- **Items**:

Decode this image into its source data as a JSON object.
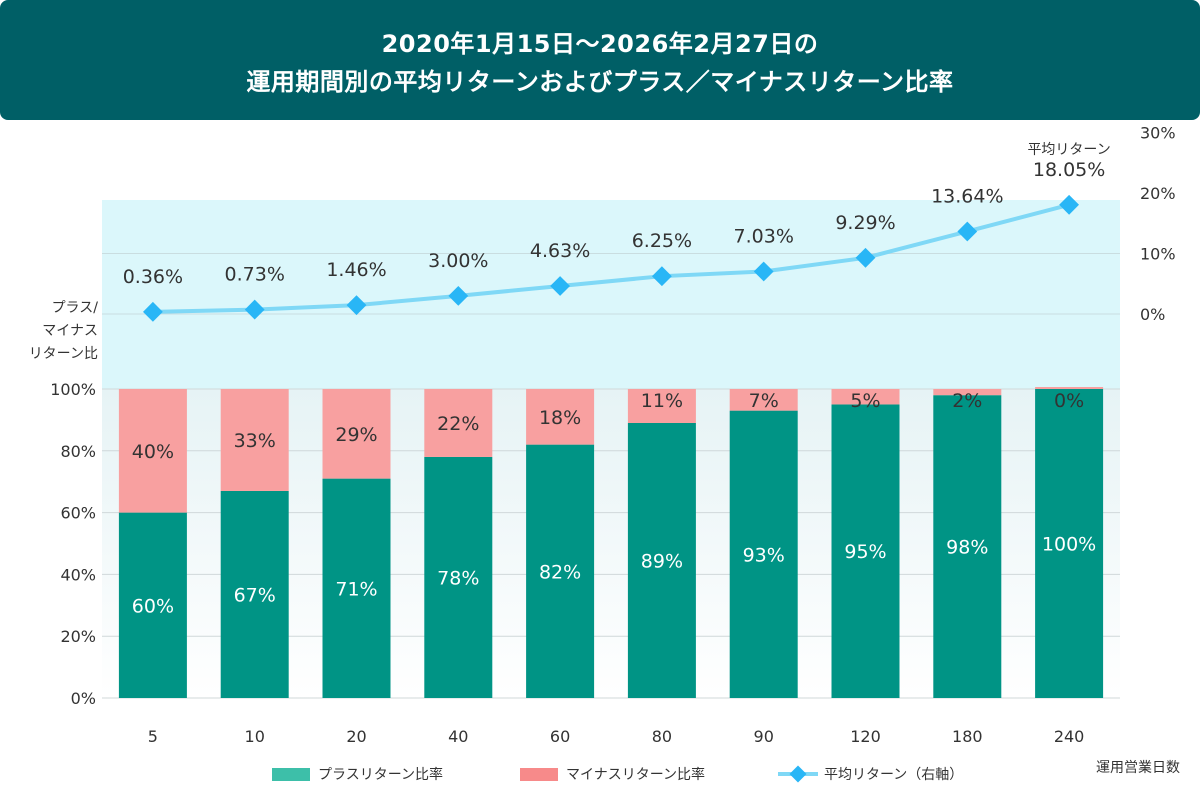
{
  "title": {
    "line1": "2020年1月15日～2026年2月27日の",
    "line2": "運用期間別の平均リターンおよびプラス／マイナスリターン比率"
  },
  "colors": {
    "banner": "#005f66",
    "positive": "#009485",
    "negative": "#f8a0a0",
    "line": "#7fd8f6",
    "marker": "#29b6f6",
    "upper_bg": "#dbf7fb"
  },
  "chart_data": {
    "type": "bar+line",
    "categories": [
      "5",
      "10",
      "20",
      "40",
      "60",
      "80",
      "90",
      "120",
      "180",
      "240"
    ],
    "series": [
      {
        "name": "プラスリターン比率",
        "type": "stacked-bar",
        "values": [
          60,
          67,
          71,
          78,
          82,
          89,
          93,
          95,
          98,
          100
        ],
        "labels": [
          "60%",
          "67%",
          "71%",
          "78%",
          "82%",
          "89%",
          "93%",
          "95%",
          "98%",
          "100%"
        ]
      },
      {
        "name": "マイナスリターン比率",
        "type": "stacked-bar",
        "values": [
          40,
          33,
          29,
          22,
          18,
          11,
          7,
          5,
          2,
          0
        ],
        "labels": [
          "40%",
          "33%",
          "29%",
          "22%",
          "18%",
          "11%",
          "7%",
          "5%",
          "2%",
          "0%"
        ]
      },
      {
        "name": "平均リターン（右軸）",
        "type": "line",
        "values": [
          0.36,
          0.73,
          1.46,
          3.0,
          4.63,
          6.25,
          7.03,
          9.29,
          13.64,
          18.05
        ],
        "labels": [
          "0.36%",
          "0.73%",
          "1.46%",
          "3.00%",
          "4.63%",
          "6.25%",
          "7.03%",
          "9.29%",
          "13.64%",
          "18.05%"
        ]
      }
    ],
    "left_axis": {
      "label_lines": [
        "プラス/",
        "マイナス",
        "リターン比"
      ],
      "ticks": [
        "0%",
        "20%",
        "40%",
        "60%",
        "80%",
        "100%"
      ],
      "range": [
        0,
        100
      ]
    },
    "right_axis": {
      "ticks": [
        "0%",
        "10%",
        "20%",
        "30%"
      ],
      "values": [
        0,
        10,
        20,
        30
      ]
    },
    "avg_return_header": "平均リターン",
    "xlabel": "運用営業日数",
    "legend": [
      {
        "label": "プラスリターン比率",
        "kind": "bar-positive"
      },
      {
        "label": "マイナスリターン比率",
        "kind": "bar-negative"
      },
      {
        "label": "平均リターン（右軸）",
        "kind": "line"
      }
    ]
  }
}
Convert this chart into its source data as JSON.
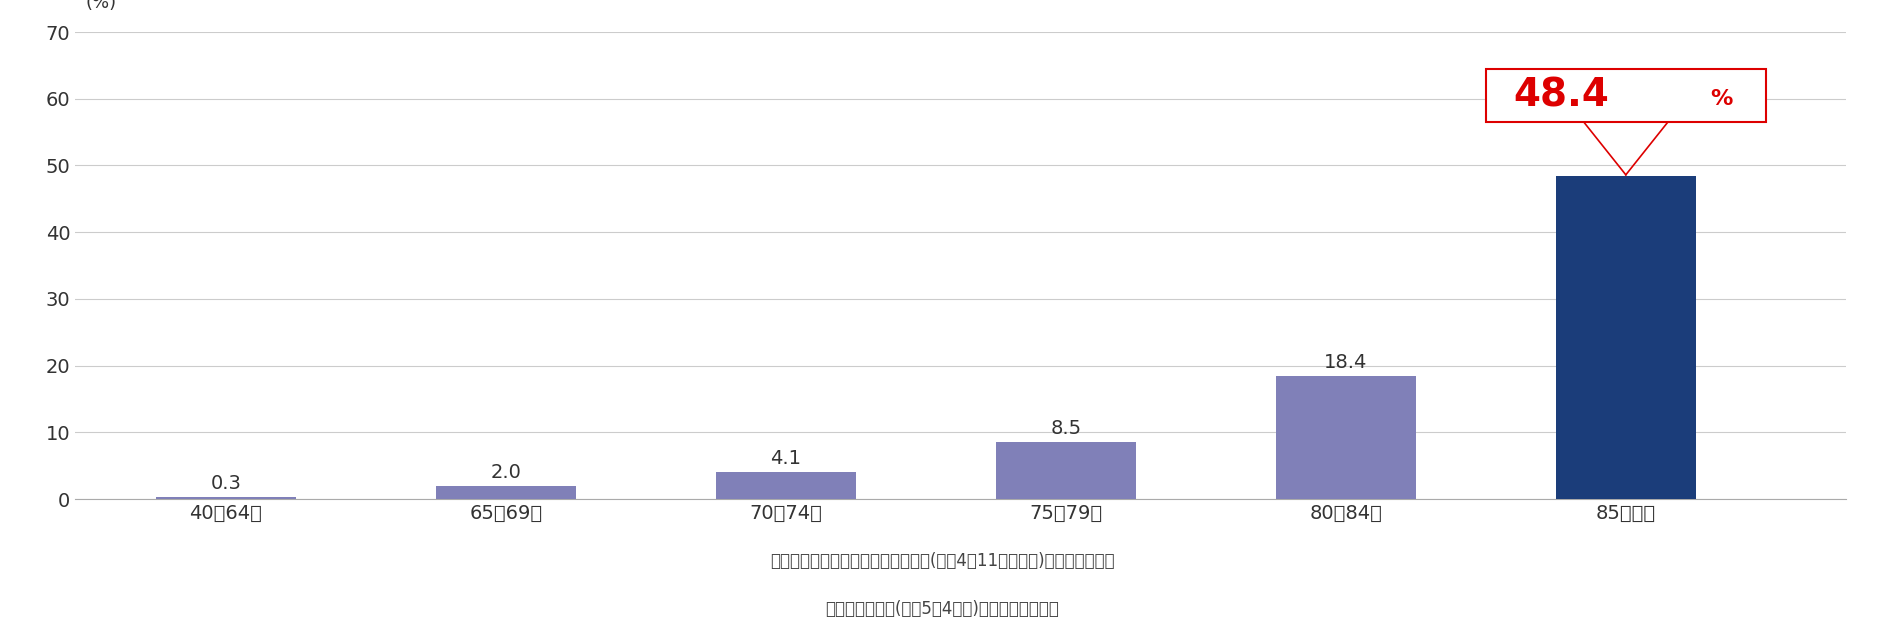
{
  "categories": [
    "40～64歳",
    "65～69歳",
    "70～74歳",
    "75～79歳",
    "80～84歳",
    "85歳以上"
  ],
  "values": [
    0.3,
    2.0,
    4.1,
    8.5,
    18.4,
    48.4
  ],
  "bar_colors": [
    "#8080b8",
    "#8080b8",
    "#8080b8",
    "#8080b8",
    "#8080b8",
    "#1b3d7a"
  ],
  "highlight_value_main": "48.4",
  "highlight_value_pct": "%",
  "highlight_color": "#dd0000",
  "highlight_index": 5,
  "ylim": [
    0,
    70
  ],
  "yticks": [
    0,
    10,
    20,
    30,
    40,
    50,
    60,
    70
  ],
  "ylabel_text": "(%)",
  "grid_color": "#cccccc",
  "bg_color": "#ffffff",
  "source_line1": "出典：「介護給付費等実態統計月報(令和4年11月山査分)」／厚生労働省",
  "source_line2": "「人口推計月報(令和5年4月報)」／総務省統計局",
  "bar_width": 0.5,
  "annotation_fontsize": 14,
  "source_fontsize": 12,
  "tick_fontsize": 14,
  "ylabel_fontsize": 13,
  "highlight_main_fontsize": 28,
  "highlight_pct_fontsize": 16
}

- **Written instruction**: Set out every line from the material that contains the string "マイナスリターン比率".

- **Full solution**:
    "line2": "運用期間別の平均リターンおよびプラス／マイナスリターン比率"
        "name": "マイナスリターン比率",
        "label": "マイナスリターン比率",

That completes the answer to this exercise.